◆ WHAT IS ASKED: Wherever the string "percept" appears in the listing, copy that line.

◆ RECORDS SHOWN:
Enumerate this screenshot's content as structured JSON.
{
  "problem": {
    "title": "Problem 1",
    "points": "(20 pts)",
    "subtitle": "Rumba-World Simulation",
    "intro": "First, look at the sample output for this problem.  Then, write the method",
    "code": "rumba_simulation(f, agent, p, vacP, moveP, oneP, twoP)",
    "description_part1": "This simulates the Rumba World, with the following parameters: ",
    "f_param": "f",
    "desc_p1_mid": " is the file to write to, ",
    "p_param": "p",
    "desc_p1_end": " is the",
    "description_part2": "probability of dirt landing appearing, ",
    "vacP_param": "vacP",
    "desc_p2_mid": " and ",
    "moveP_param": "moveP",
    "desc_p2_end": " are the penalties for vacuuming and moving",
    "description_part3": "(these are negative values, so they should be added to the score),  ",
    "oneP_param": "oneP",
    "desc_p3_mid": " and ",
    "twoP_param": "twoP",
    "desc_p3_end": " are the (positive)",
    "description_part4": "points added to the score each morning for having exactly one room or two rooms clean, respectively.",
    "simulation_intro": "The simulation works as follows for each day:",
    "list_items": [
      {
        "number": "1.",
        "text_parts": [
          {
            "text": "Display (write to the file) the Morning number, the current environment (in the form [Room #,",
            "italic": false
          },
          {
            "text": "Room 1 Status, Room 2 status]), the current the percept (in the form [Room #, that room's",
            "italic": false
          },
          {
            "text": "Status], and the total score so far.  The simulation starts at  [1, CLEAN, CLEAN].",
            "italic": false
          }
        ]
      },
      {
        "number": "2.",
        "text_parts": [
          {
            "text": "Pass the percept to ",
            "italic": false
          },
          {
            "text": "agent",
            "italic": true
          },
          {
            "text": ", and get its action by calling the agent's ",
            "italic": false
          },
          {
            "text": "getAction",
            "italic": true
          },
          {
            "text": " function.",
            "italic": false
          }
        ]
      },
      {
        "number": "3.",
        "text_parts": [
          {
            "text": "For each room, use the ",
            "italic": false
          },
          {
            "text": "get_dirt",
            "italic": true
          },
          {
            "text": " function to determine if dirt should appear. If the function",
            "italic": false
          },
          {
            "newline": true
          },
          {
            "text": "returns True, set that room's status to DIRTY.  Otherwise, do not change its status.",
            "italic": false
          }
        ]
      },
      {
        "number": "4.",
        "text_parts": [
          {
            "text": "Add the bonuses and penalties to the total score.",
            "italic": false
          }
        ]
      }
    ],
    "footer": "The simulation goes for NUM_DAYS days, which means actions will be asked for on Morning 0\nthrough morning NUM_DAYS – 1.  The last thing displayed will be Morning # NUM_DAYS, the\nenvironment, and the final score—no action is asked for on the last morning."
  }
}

◆ CORRECT RESULT:
            "text": "Room 1 Status, Room 2 status]), the current the percept (in the form [Room #, that room's",
            "text": "Pass the percept to ",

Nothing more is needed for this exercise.